WORK REQUEST
Please quote the account of Terrence Floyd's visit to the memorial word for word, starting with "When Terrence Floyd" and going on through "50 people did.".

SOURCE DOCUMENT
BEGIN

Terrence Floyd, George Floyd’s younger brother, cried and knelt in prayer. He offered the crowd amassed around him the family’s hopes for peaceful protests and additional arrests in connection with his brother’s death. And he ultimately lead the crowd through a series of chants, including “Peace on the left, justice on the right,” as if to say the two must go hand in hand.

Terrence Floyd arrived at the intersection around 1 p.m., marking the first time a member of the Floyd family has visited the spot where George Floyd died after a police officer kept a knee on his neck for eight minutes.

When Terrence Floyd arrived, he was so emotional that two unidentified men stood on either side of him, and at points kept him from falling to the ground, overwhelmed with emotion. George Floyd was a member of a religious Texas family. So his brother knelt, wept and prayed amidst the flowers, protest signs, balloons, candles and other mementos left at the spot where George Floyd died.

Among the signs a few feet from a praying Terrence Floyd was one black and white placard bearing George Floyd’s last words, “I Can’t Breathe.” Most who gathered to watch the somber moment were wearing masks, including Terrence Floyd. His mask bore his brother’s image and the words, “WE CAN’T BREATHE.”

Eventually the crowd began to yell, “Take a knee!” More than 50 people did.

“First of all, first of all,” Terrence Floyd said. “If I’m not over here wilin’ out, if I’m not over here blowing up stuff, if I’m not over here messing up my community — then what are y’all doing? Nothing, because that’s not going to bring my brother back at all.”

Image: A makeshift memorial honouring George Floyd in Minneapolis
Terrence Floyd, brother of George Floyd, visits a makeshift memorial honoring George Floyd, at the spot where he was taken into custody, in Minneapolis on June 1, 2020Lucas Jackson / Reuters

“So let’s do this another way,” he said. “Let’s stop thinking that our voice don’t matter and vote…because it’s a lot of us and we still going to do this peacefully.”

Terrence Floyd then lead the crowd in a chant of, “Peace on the left and justice on the right.”

Floyd thanked the crowd for its support and implored people to continue to press for justice in connection with his brother’s death. Then came a chant referencing the fact that only one of four officers involved in the fatal encounter has been arrested and charged with a crime. “One down, three to go.”

END

DATASET ENTRIES
BEGIN

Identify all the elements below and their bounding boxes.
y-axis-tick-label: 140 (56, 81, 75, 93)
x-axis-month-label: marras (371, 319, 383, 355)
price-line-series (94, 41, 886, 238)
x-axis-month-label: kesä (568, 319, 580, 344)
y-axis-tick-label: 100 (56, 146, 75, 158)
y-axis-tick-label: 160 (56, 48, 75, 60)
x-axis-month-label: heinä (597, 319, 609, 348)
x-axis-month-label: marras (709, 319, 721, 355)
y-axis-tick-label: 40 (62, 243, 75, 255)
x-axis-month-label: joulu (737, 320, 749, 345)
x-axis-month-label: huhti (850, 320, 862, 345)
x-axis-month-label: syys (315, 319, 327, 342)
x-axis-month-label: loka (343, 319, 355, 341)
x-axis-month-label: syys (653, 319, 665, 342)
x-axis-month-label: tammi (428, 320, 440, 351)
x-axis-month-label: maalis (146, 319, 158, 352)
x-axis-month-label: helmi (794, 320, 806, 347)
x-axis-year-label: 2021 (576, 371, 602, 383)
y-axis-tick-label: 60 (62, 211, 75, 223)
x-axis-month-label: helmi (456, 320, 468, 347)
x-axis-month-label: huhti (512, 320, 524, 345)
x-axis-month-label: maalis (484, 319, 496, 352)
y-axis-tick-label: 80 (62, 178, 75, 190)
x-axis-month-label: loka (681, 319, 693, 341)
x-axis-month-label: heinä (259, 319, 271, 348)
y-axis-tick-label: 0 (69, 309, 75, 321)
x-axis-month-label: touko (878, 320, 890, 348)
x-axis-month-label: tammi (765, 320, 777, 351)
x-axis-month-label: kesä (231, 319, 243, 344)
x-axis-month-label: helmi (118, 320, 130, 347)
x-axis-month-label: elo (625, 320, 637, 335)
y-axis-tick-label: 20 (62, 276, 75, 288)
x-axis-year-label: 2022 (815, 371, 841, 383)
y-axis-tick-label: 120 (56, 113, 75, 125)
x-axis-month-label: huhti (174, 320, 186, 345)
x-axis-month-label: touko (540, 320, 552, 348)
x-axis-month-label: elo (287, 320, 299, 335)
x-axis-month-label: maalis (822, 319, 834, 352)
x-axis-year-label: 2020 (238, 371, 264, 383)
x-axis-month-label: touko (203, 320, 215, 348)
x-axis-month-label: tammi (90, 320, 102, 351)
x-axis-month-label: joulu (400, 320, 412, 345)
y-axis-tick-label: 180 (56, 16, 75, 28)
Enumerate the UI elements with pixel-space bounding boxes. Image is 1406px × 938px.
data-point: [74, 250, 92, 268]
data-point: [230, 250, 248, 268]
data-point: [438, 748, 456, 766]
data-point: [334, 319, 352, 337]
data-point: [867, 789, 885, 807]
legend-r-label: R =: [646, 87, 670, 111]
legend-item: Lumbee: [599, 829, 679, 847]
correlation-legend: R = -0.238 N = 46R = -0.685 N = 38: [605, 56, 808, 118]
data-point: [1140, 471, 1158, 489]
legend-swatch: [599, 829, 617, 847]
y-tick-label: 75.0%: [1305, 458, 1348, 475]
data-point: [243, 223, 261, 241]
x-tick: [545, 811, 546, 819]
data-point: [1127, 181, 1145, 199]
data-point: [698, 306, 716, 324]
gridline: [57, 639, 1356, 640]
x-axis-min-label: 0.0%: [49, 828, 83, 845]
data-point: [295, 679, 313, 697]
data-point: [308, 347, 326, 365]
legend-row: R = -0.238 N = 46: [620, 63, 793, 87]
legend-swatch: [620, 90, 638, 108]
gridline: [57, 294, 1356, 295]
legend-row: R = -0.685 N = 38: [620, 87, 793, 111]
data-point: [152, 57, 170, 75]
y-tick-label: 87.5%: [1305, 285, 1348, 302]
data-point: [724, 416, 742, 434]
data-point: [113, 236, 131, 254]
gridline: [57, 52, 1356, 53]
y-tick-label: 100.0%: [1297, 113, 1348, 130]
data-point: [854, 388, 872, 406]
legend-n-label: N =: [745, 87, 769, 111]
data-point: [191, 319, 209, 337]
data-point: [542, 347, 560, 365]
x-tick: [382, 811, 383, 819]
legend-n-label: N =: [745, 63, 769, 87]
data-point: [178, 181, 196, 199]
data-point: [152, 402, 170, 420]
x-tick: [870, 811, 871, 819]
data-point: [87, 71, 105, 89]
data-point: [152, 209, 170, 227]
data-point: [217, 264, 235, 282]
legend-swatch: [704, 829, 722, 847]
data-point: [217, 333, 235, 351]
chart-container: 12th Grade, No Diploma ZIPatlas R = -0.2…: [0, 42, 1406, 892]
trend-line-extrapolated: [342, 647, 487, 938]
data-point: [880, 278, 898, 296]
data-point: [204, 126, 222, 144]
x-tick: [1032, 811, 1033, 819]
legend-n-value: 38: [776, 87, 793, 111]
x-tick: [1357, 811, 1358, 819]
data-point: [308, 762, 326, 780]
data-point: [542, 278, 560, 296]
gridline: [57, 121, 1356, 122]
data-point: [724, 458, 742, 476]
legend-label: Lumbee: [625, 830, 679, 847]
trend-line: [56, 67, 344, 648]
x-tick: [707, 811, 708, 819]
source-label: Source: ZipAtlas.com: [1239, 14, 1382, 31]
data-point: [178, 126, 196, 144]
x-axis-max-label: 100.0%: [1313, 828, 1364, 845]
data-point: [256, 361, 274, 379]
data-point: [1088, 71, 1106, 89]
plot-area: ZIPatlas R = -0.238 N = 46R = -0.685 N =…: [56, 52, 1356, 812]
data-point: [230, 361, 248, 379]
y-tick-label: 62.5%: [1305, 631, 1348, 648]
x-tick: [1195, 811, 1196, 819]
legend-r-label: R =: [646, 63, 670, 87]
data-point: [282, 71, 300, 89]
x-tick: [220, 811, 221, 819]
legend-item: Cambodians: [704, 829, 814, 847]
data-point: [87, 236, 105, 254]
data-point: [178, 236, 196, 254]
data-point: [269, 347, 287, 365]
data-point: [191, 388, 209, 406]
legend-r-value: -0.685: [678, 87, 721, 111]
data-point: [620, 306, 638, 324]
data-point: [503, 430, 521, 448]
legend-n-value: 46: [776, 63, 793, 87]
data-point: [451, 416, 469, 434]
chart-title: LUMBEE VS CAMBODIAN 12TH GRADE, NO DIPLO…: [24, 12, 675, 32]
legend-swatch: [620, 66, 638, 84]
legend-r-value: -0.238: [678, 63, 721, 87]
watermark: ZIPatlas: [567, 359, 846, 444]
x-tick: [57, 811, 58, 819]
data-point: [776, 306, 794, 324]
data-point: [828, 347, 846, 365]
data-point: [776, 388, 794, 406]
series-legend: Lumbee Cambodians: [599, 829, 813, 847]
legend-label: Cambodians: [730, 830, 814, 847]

END

SOLUTION FOR THIS EXERCISE
When Terrence Floyd arrived, he was so emotional that two unidentified men stood on either side of him, and at points kept him from falling to the ground, overwhelmed with emotion. George Floyd was a member of a religious Texas family. So his brother knelt, wept and prayed amidst the flowers, protest signs, balloons, candles and other mementos left at the spot where George Floyd died.

Among the signs a few feet from a praying Terrence Floyd was one black and white placard bearing George Floyd’s last words, “I Can’t Breathe.” Most who gathered to watch the somber moment were wearing masks, including Terrence Floyd. His mask bore his brother’s image and the words, “WE CAN’T BREATHE.”

Eventually the crowd began to yell, “Take a knee!” More than 50 people did.